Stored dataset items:
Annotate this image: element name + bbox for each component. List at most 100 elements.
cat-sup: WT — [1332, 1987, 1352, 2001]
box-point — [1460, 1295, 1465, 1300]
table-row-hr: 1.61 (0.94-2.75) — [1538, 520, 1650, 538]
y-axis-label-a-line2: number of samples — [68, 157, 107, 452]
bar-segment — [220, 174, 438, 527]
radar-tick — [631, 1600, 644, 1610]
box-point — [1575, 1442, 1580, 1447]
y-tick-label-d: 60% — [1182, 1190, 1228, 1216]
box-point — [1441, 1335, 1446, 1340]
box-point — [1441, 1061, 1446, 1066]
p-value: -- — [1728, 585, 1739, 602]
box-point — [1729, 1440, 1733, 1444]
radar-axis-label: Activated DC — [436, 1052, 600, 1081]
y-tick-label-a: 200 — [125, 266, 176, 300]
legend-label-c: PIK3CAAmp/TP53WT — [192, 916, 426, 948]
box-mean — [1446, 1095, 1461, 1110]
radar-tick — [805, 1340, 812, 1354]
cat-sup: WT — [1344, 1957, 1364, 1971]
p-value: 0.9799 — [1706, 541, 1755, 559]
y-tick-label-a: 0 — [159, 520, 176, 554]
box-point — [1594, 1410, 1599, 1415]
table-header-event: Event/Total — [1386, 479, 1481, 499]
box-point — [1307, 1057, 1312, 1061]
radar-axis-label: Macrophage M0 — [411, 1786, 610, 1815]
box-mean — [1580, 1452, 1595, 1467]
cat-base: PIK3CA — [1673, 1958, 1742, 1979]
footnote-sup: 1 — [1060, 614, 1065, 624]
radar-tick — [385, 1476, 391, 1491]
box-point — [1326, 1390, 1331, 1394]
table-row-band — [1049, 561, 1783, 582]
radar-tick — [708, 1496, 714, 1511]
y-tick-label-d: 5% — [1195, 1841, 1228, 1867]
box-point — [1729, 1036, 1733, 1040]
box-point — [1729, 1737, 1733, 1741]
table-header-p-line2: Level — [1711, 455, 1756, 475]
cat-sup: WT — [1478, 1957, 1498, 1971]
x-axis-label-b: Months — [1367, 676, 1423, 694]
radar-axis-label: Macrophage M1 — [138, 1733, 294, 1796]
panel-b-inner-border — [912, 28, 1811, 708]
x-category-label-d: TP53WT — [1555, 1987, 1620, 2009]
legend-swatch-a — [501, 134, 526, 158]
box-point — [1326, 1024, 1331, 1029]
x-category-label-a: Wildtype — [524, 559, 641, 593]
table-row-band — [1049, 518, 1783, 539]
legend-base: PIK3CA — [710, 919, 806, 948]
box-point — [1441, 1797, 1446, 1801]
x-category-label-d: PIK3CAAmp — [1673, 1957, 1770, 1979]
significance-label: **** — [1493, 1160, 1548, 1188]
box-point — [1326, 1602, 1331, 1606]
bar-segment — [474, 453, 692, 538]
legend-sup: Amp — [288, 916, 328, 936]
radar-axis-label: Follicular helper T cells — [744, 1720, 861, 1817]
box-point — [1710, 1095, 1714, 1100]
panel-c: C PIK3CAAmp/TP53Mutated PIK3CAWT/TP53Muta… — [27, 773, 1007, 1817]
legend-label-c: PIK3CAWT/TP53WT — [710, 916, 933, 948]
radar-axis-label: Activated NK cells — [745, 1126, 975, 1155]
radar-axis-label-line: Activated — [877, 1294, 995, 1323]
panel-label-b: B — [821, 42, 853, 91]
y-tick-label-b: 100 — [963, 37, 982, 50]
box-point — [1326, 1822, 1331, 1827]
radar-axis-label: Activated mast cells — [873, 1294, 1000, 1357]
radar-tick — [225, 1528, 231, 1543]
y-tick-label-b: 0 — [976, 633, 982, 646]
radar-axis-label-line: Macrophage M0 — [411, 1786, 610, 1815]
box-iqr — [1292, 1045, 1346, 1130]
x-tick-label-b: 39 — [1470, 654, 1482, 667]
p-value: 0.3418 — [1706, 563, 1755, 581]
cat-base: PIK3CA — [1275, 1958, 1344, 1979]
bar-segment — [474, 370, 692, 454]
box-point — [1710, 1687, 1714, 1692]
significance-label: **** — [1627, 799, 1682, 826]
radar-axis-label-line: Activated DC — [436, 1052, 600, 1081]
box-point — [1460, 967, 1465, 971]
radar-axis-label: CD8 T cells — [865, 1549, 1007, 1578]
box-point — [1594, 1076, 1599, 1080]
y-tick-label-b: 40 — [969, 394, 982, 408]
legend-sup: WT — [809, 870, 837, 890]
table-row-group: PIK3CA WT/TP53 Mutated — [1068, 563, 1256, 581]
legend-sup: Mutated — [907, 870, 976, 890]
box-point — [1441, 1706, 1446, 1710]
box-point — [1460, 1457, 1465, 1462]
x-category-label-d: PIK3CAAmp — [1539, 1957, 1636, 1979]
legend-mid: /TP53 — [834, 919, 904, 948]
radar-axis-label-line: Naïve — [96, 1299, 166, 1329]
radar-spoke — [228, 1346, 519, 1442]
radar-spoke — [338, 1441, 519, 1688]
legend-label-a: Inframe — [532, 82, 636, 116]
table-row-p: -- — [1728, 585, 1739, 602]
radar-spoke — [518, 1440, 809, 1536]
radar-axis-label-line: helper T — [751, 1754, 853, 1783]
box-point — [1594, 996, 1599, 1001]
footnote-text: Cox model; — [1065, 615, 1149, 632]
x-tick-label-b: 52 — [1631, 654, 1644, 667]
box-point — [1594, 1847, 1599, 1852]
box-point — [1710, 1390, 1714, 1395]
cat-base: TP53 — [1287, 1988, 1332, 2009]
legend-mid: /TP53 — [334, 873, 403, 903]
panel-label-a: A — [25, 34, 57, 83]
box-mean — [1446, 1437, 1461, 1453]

▶ EXERCISE: Nothing in the entries above should differ when you return them in full.

▶ ANSWER BOX:
Annotate this image: element name + bbox for each component. List at most 100 elements.
cat-sup: WT — [1332, 1987, 1352, 2001]
box-point — [1460, 1295, 1465, 1300]
table-row-hr: 1.61 (0.94-2.75) — [1538, 520, 1650, 538]
y-axis-label-a-line2: number of samples — [68, 157, 107, 452]
bar-segment — [220, 174, 438, 527]
radar-tick — [631, 1600, 644, 1610]
box-point — [1575, 1442, 1580, 1447]
y-tick-label-d: 60% — [1182, 1190, 1228, 1216]
box-point — [1441, 1335, 1446, 1340]
box-point — [1441, 1061, 1446, 1066]
p-value: -- — [1728, 585, 1739, 602]
box-point — [1729, 1440, 1733, 1444]
radar-axis-label: Activated DC — [436, 1052, 600, 1081]
y-tick-label-a: 200 — [125, 266, 176, 300]
legend-label-c: PIK3CAAmp/TP53WT — [192, 916, 426, 948]
box-mean — [1446, 1095, 1461, 1110]
radar-tick — [805, 1340, 812, 1354]
cat-sup: WT — [1344, 1957, 1364, 1971]
p-value: 0.9799 — [1706, 541, 1755, 559]
y-tick-label-a: 0 — [159, 520, 176, 554]
box-point — [1594, 1410, 1599, 1415]
table-header-event: Event/Total — [1386, 479, 1481, 499]
box-point — [1307, 1057, 1312, 1061]
radar-axis-label: Macrophage M0 — [411, 1786, 610, 1815]
box-mean — [1580, 1452, 1595, 1467]
cat-base: PIK3CA — [1673, 1958, 1742, 1979]
footnote-sup: 1 — [1060, 614, 1065, 624]
radar-tick — [385, 1476, 391, 1491]
box-point — [1326, 1390, 1331, 1394]
table-row-band — [1049, 561, 1783, 582]
radar-tick — [708, 1496, 714, 1511]
y-tick-label-d: 5% — [1195, 1841, 1228, 1867]
box-point — [1729, 1036, 1733, 1040]
box-point — [1729, 1737, 1733, 1741]
table-header-p-line2: Level — [1711, 455, 1756, 475]
cat-sup: WT — [1478, 1957, 1498, 1971]
x-axis-label-b: Months — [1367, 676, 1423, 694]
radar-axis-label: Macrophage M1 — [138, 1733, 294, 1796]
panel-b-inner-border — [912, 28, 1811, 708]
x-category-label-d: TP53WT — [1555, 1987, 1620, 2009]
legend-swatch-a — [501, 134, 526, 158]
box-point — [1326, 1024, 1331, 1029]
x-category-label-a: Wildtype — [524, 559, 641, 593]
table-row-band — [1049, 518, 1783, 539]
legend-base: PIK3CA — [710, 919, 806, 948]
box-point — [1441, 1797, 1446, 1801]
x-category-label-d: PIK3CAAmp — [1673, 1957, 1770, 1979]
significance-label: **** — [1493, 1160, 1548, 1188]
box-point — [1326, 1602, 1331, 1606]
bar-segment — [474, 453, 692, 538]
legend-sup: Amp — [288, 916, 328, 936]
radar-axis-label: Follicular helper T cells — [744, 1720, 861, 1817]
box-point — [1710, 1095, 1714, 1100]
panel-c: C PIK3CAAmp/TP53Mutated PIK3CAWT/TP53Muta… — [27, 773, 1007, 1817]
legend-label-c: PIK3CAWT/TP53WT — [710, 916, 933, 948]
radar-axis-label: Activated NK cells — [745, 1126, 975, 1155]
radar-axis-label-line: Activated — [877, 1294, 995, 1323]
panel-label-b: B — [821, 42, 853, 91]
y-tick-label-b: 100 — [963, 37, 982, 50]
box-point — [1326, 1822, 1331, 1827]
radar-axis-label: Activated mast cells — [873, 1294, 1000, 1357]
radar-tick — [225, 1528, 231, 1543]
y-tick-label-b: 0 — [976, 633, 982, 646]
radar-axis-label-line: Macrophage M0 — [411, 1786, 610, 1815]
box-iqr — [1292, 1045, 1346, 1130]
x-tick-label-b: 39 — [1470, 654, 1482, 667]
p-value: 0.3418 — [1706, 563, 1755, 581]
cat-base: PIK3CA — [1275, 1958, 1344, 1979]
bar-segment — [474, 370, 692, 454]
box-point — [1710, 1687, 1714, 1692]
significance-label: **** — [1627, 799, 1682, 826]
radar-axis-label-line: Activated DC — [436, 1052, 600, 1081]
box-point — [1460, 967, 1465, 971]
radar-axis-label: CD8 T cells — [865, 1549, 1007, 1578]
box-point — [1594, 1076, 1599, 1080]
y-tick-label-b: 40 — [969, 394, 982, 408]
legend-sup: WT — [809, 870, 837, 890]
table-row-group: PIK3CA WT/TP53 Mutated — [1068, 563, 1256, 581]
legend-sup: Mutated — [907, 870, 976, 890]
box-point — [1441, 1706, 1446, 1710]
box-point — [1460, 1457, 1465, 1462]
x-category-label-d: PIK3CAAmp — [1539, 1957, 1636, 1979]
legend-mid: /TP53 — [834, 919, 904, 948]
radar-axis-label-line: Naïve — [96, 1299, 166, 1329]
radar-spoke — [228, 1346, 519, 1442]
radar-spoke — [338, 1441, 519, 1688]
legend-label-a: Inframe — [532, 82, 636, 116]
table-row-p: -- — [1728, 585, 1739, 602]
radar-spoke — [518, 1440, 809, 1536]
radar-axis-label-line: helper T — [751, 1754, 853, 1783]
box-point — [1594, 996, 1599, 1001]
footnote-text: Cox model; — [1065, 615, 1149, 632]
x-tick-label-b: 52 — [1631, 654, 1644, 667]
box-point — [1594, 1847, 1599, 1852]
box-point — [1710, 1390, 1714, 1395]
cat-base: TP53 — [1287, 1988, 1332, 2009]
legend-mid: /TP53 — [334, 873, 403, 903]
panel-label-a: A — [25, 34, 57, 83]
box-mean — [1446, 1437, 1461, 1453]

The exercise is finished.